Begin ROWS

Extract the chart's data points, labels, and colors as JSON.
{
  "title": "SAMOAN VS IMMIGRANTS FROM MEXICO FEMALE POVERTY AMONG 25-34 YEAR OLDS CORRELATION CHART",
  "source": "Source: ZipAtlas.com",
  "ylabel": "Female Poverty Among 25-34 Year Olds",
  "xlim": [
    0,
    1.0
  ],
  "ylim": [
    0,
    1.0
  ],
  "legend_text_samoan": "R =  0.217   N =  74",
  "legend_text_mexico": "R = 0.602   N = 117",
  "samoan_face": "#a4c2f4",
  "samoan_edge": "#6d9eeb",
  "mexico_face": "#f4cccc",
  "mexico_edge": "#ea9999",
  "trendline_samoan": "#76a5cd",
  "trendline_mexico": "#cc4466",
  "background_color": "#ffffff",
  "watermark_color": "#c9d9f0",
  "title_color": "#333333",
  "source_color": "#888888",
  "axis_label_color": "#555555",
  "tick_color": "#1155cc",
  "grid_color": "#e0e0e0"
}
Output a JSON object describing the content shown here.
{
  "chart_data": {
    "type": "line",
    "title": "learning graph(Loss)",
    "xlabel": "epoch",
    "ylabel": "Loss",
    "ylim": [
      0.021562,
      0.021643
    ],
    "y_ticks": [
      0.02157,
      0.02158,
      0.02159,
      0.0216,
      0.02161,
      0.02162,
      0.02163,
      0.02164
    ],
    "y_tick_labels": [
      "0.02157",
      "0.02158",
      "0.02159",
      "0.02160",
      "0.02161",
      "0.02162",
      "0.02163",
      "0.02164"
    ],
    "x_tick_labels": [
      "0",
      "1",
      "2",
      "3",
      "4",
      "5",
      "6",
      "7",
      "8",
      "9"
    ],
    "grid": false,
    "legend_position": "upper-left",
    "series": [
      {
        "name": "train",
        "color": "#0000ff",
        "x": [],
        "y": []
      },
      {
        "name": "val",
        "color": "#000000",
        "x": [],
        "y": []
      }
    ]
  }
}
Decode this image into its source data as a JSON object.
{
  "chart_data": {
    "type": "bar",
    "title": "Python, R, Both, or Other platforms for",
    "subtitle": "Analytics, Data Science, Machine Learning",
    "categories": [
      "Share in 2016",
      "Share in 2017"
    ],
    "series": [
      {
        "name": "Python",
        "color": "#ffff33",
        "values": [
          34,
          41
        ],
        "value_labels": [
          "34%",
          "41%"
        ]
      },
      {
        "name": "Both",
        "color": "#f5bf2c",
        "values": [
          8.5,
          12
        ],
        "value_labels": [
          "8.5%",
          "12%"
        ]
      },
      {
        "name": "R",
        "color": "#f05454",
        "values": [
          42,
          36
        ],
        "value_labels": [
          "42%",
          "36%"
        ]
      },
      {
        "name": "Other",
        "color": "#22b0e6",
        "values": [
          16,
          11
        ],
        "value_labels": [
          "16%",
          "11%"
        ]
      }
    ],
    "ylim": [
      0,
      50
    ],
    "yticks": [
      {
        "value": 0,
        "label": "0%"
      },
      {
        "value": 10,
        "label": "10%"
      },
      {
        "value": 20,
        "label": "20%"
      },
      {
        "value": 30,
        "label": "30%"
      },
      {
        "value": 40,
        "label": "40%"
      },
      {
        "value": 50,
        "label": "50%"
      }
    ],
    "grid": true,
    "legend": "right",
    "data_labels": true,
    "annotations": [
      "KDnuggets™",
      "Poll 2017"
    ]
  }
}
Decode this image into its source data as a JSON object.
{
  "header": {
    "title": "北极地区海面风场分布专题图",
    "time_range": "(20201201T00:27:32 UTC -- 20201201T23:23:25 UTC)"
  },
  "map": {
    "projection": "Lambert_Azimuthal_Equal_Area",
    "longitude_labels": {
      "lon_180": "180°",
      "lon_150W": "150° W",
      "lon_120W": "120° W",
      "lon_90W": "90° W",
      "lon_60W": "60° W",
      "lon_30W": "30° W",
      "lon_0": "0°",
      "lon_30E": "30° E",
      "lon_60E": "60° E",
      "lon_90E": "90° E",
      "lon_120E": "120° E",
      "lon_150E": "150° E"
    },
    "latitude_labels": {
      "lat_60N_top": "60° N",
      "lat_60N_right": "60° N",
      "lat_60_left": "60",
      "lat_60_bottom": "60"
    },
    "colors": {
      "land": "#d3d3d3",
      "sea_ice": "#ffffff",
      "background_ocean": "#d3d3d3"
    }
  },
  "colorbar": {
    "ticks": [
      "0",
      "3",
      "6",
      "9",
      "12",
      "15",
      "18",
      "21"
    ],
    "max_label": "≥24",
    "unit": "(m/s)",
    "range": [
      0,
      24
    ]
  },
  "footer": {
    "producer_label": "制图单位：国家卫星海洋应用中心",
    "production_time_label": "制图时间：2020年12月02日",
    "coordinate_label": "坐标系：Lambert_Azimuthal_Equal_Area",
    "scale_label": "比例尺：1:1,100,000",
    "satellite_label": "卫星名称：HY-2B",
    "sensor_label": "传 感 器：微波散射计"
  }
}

End ROWS

Pick out the lines above containing the word "ffffff", then copy them.

▸ PROBLEM SOLUTION
  "background_color": "#ffffff",
      "sea_ice": "#ffffff",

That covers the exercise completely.